» Task to complete:
Restate every line of the material, word for word.

» Record extracts:
◆ ◆ ◆ ◆

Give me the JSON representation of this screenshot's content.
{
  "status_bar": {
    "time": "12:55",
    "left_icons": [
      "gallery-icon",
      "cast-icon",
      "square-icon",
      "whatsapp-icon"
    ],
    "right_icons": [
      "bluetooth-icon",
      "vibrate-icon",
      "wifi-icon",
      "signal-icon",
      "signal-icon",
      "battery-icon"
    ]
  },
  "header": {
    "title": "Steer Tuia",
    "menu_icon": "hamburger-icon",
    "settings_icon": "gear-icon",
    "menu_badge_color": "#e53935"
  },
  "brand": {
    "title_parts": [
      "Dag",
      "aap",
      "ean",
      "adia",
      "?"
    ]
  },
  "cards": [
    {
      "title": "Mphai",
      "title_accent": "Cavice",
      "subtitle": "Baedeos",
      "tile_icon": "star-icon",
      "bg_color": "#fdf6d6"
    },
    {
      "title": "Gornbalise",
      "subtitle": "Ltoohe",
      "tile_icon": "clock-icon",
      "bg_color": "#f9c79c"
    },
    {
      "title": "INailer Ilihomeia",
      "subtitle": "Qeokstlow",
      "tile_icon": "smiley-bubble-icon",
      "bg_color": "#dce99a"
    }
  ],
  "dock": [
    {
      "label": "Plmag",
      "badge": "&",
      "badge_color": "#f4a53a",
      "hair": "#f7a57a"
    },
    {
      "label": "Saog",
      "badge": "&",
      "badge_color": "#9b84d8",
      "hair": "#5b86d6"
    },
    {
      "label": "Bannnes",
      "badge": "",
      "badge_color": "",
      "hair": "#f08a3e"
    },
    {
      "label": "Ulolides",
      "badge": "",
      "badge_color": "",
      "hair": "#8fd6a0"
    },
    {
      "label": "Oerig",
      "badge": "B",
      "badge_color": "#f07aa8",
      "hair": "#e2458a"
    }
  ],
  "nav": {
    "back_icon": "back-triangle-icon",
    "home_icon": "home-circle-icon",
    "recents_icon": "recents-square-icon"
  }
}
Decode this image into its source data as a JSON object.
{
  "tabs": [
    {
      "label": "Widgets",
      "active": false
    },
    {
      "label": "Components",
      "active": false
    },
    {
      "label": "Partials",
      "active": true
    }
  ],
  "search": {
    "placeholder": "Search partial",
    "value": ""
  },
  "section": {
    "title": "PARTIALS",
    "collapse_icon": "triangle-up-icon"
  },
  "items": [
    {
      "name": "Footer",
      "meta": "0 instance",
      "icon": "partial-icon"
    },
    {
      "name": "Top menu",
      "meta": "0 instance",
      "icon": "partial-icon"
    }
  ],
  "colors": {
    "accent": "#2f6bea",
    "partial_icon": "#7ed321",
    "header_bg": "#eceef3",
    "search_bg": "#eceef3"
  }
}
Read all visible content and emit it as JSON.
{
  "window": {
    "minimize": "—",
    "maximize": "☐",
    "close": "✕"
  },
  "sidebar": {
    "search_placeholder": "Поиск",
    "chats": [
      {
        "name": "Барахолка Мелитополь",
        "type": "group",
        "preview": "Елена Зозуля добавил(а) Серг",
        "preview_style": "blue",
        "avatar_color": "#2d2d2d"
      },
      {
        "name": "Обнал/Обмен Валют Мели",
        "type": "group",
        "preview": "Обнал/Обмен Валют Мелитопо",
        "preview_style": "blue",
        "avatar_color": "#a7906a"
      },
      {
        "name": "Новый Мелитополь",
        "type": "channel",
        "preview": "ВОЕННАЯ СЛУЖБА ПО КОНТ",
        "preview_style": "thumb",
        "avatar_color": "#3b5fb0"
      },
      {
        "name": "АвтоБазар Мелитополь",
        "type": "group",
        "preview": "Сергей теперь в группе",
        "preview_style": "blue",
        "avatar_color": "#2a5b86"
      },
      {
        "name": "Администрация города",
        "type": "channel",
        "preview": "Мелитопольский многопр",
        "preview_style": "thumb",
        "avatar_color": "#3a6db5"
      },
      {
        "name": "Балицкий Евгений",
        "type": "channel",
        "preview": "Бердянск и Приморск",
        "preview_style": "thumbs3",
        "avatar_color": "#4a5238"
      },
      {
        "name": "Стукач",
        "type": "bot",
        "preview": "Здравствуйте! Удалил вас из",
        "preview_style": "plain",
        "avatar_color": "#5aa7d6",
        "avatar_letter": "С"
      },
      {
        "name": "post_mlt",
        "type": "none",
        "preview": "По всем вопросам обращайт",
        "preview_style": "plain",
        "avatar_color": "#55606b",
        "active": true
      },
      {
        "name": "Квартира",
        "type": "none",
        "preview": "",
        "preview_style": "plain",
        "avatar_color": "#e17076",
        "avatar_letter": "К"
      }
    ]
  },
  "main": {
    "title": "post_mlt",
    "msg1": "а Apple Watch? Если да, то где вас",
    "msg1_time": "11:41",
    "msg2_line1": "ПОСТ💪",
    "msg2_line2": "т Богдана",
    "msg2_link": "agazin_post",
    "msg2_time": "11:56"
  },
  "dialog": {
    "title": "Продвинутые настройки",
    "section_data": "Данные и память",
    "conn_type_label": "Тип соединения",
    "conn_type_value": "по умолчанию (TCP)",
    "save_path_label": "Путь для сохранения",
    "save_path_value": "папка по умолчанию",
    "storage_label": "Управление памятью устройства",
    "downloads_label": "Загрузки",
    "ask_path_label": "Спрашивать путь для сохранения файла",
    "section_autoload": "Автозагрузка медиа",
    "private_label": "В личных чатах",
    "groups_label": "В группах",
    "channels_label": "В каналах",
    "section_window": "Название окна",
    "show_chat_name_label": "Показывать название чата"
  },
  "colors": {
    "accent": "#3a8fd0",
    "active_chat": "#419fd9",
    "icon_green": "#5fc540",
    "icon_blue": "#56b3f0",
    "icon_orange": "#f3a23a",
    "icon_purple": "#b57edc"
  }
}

◆ ◆ ◆ ◆

» Result:
Give me the JSON representation of this screenshot's content.
{
  "status_bar": {
    "time": "12:55",
    "left_icons": [
      "gallery-icon",
      "cast-icon",
      "square-icon",
      "whatsapp-icon"
    ],
    "right_icons": [
      "bluetooth-icon",
      "vibrate-icon",
      "wifi-icon",
      "signal-icon",
      "signal-icon",
      "battery-icon"
    ]
  },
  "header": {
    "title": "Steer Tuia",
    "menu_icon": "hamburger-icon",
    "settings_icon": "gear-icon",
    "menu_badge_color": "#e53935"
  },
  "brand": {
    "title_parts": [
      "Dag",
      "aap",
      "ean",
      "adia",
      "?"
    ]
  },
  "cards": [
    {
      "title": "Mphai",
      "title_accent": "Cavice",
      "subtitle": "Baedeos",
      "tile_icon": "star-icon",
      "bg_color": "#fdf6d6"
    },
    {
      "title": "Gornbalise",
      "subtitle": "Ltoohe",
      "tile_icon": "clock-icon",
      "bg_color": "#f9c79c"
    },
    {
      "title": "INailer Ilihomeia",
      "subtitle": "Qeokstlow",
      "tile_icon": "smiley-bubble-icon",
      "bg_color": "#dce99a"
    }
  ],
  "dock": [
    {
      "label": "Plmag",
      "badge": "&",
      "badge_color": "#f4a53a",
      "hair": "#f7a57a"
    },
    {
      "label": "Saog",
      "badge": "&",
      "badge_color": "#9b84d8",
      "hair": "#5b86d6"
    },
    {
      "label": "Bannnes",
      "badge": "",
      "badge_color": "",
      "hair": "#f08a3e"
    },
    {
      "label": "Ulolides",
      "badge": "",
      "badge_color": "",
      "hair": "#8fd6a0"
    },
    {
      "label": "Oerig",
      "badge": "B",
      "badge_color": "#f07aa8",
      "hair": "#e2458a"
    }
  ],
  "nav": {
    "back_icon": "back-triangle-icon",
    "home_icon": "home-circle-icon",
    "recents_icon": "recents-square-icon"
  }
}
Decode this image into its source data as a JSON object.
{
  "tabs": [
    {
      "label": "Widgets",
      "active": false
    },
    {
      "label": "Components",
      "active": false
    },
    {
      "label": "Partials",
      "active": true
    }
  ],
  "search": {
    "placeholder": "Search partial",
    "value": ""
  },
  "section": {
    "title": "PARTIALS",
    "collapse_icon": "triangle-up-icon"
  },
  "items": [
    {
      "name": "Footer",
      "meta": "0 instance",
      "icon": "partial-icon"
    },
    {
      "name": "Top menu",
      "meta": "0 instance",
      "icon": "partial-icon"
    }
  ],
  "colors": {
    "accent": "#2f6bea",
    "partial_icon": "#7ed321",
    "header_bg": "#eceef3",
    "search_bg": "#eceef3"
  }
}
Read all visible content and emit it as JSON.
{
  "window": {
    "minimize": "—",
    "maximize": "☐",
    "close": "✕"
  },
  "sidebar": {
    "search_placeholder": "Поиск",
    "chats": [
      {
        "name": "Барахолка Мелитополь",
        "type": "group",
        "preview": "Елена Зозуля добавил(а) Серг",
        "preview_style": "blue",
        "avatar_color": "#2d2d2d"
      },
      {
        "name": "Обнал/Обмен Валют Мели",
        "type": "group",
        "preview": "Обнал/Обмен Валют Мелитопо",
        "preview_style": "blue",
        "avatar_color": "#a7906a"
      },
      {
        "name": "Новый Мелитополь",
        "type": "channel",
        "preview": "ВОЕННАЯ СЛУЖБА ПО КОНТ",
        "preview_style": "thumb",
        "avatar_color": "#3b5fb0"
      },
      {
        "name": "АвтоБазар Мелитополь",
        "type": "group",
        "preview": "Сергей теперь в группе",
        "preview_style": "blue",
        "avatar_color": "#2a5b86"
      },
      {
        "name": "Администрация города",
        "type": "channel",
        "preview": "Мелитопольский многопр",
        "preview_style": "thumb",
        "avatar_color": "#3a6db5"
      },
      {
        "name": "Балицкий Евгений",
        "type": "channel",
        "preview": "Бердянск и Приморск",
        "preview_style": "thumbs3",
        "avatar_color": "#4a5238"
      },
      {
        "name": "Стукач",
        "type": "bot",
        "preview": "Здравствуйте! Удалил вас из",
        "preview_style": "plain",
        "avatar_color": "#5aa7d6",
        "avatar_letter": "С"
      },
      {
        "name": "post_mlt",
        "type": "none",
        "preview": "По всем вопросам обращайт",
        "preview_style": "plain",
        "avatar_color": "#55606b",
        "active": true
      },
      {
        "name": "Квартира",
        "type": "none",
        "preview": "",
        "preview_style": "plain",
        "avatar_color": "#e17076",
        "avatar_letter": "К"
      }
    ]
  },
  "main": {
    "title": "post_mlt",
    "msg1": "а Apple Watch? Если да, то где вас",
    "msg1_time": "11:41",
    "msg2_line1": "ПОСТ💪",
    "msg2_line2": "т Богдана",
    "msg2_link": "agazin_post",
    "msg2_time": "11:56"
  },
  "dialog": {
    "title": "Продвинутые настройки",
    "section_data": "Данные и память",
    "conn_type_label": "Тип соединения",
    "conn_type_value": "по умолчанию (TCP)",
    "save_path_label": "Путь для сохранения",
    "save_path_value": "папка по умолчанию",
    "storage_label": "Управление памятью устройства",
    "downloads_label": "Загрузки",
    "ask_path_label": "Спрашивать путь для сохранения файла",
    "section_autoload": "Автозагрузка медиа",
    "private_label": "В личных чатах",
    "groups_label": "В группах",
    "channels_label": "В каналах",
    "section_window": "Название окна",
    "show_chat_name_label": "Показывать название чата"
  },
  "colors": {
    "accent": "#3a8fd0",
    "active_chat": "#419fd9",
    "icon_green": "#5fc540",
    "icon_blue": "#56b3f0",
    "icon_orange": "#f3a23a",
    "icon_purple": "#b57edc"
  }
}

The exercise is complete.